Collected data entries:
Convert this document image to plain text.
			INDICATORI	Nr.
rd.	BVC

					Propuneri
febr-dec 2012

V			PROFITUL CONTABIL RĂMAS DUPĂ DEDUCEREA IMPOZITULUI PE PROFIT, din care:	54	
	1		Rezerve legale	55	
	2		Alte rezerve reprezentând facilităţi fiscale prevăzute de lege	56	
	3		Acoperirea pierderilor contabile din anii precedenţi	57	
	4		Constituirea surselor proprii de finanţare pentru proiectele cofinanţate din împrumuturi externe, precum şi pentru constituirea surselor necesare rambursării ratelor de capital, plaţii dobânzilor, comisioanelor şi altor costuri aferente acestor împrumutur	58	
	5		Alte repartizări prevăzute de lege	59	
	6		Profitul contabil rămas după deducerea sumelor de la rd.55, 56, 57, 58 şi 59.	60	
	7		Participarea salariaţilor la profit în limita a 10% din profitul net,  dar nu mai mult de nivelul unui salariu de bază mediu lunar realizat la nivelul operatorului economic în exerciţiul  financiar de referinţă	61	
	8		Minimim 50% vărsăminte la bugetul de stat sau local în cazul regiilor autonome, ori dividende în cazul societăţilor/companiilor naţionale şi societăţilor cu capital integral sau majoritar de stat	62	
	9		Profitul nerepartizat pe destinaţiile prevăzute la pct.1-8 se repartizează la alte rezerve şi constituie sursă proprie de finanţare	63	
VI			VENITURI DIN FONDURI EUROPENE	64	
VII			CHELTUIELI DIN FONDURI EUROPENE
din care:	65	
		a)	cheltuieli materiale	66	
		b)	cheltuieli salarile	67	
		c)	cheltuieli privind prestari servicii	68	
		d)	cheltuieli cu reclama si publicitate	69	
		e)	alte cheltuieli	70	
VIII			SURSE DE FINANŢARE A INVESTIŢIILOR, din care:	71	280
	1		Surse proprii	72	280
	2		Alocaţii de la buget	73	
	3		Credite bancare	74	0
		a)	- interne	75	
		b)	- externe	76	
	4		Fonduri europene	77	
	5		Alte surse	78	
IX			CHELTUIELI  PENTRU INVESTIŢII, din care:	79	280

Task objective => Extract every record. Keep wording exact.

Response to the task =>
Convert this document image to plain text.
			INDICATORI	Nr.
rd.	BVC

					Propuneri
febr-dec 2012

V			PROFITUL CONTABIL RĂMAS DUPĂ DEDUCEREA IMPOZITULUI PE PROFIT, din care:	54	
	1		Rezerve legale	55	
	2		Alte rezerve reprezentând facilităţi fiscale prevăzute de lege	56	
	3		Acoperirea pierderilor contabile din anii precedenţi	57	
	4		Constituirea surselor proprii de finanţare pentru proiectele cofinanţate din împrumuturi externe, precum şi pentru constituirea surselor necesare rambursării ratelor de capital, plaţii dobânzilor, comisioanelor şi altor costuri aferente acestor împrumutur	58	
	5		Alte repartizări prevăzute de lege	59	
	6		Profitul contabil rămas după deducerea sumelor de la rd.55, 56, 57, 58 şi 59.	60	
	7		Participarea salariaţilor la profit în limita a 10% din profitul net,  dar nu mai mult de nivelul unui salariu de bază mediu lunar realizat la nivelul operatorului economic în exerciţiul  financiar de referinţă	61	
	8		Minimim 50% vărsăminte la bugetul de stat sau local în cazul regiilor autonome, ori dividende în cazul societăţilor/companiilor naţionale şi societăţilor cu capital integral sau majoritar de stat	62	
	9		Profitul nerepartizat pe destinaţiile prevăzute la pct.1-8 se repartizează la alte rezerve şi constituie sursă proprie de finanţare	63	
VI			VENITURI DIN FONDURI EUROPENE	64	
VII			CHELTUIELI DIN FONDURI EUROPENE
din care:	65	
		a)	cheltuieli materiale	66	
		b)	cheltuieli salarile	67	
		c)	cheltuieli privind prestari servicii	68	
		d)	cheltuieli cu reclama si publicitate	69	
		e)	alte cheltuieli	70	
VIII			SURSE DE FINANŢARE A INVESTIŢIILOR, din care:	71	280
	1		Surse proprii	72	280
	2		Alocaţii de la buget	73	
	3		Credite bancare	74	0
		a)	- interne	75	
		b)	- externe	76	
	4		Fonduri europene	77	
	5		Alte surse	78	
IX			CHELTUIELI  PENTRU INVESTIŢII, din care:	79	280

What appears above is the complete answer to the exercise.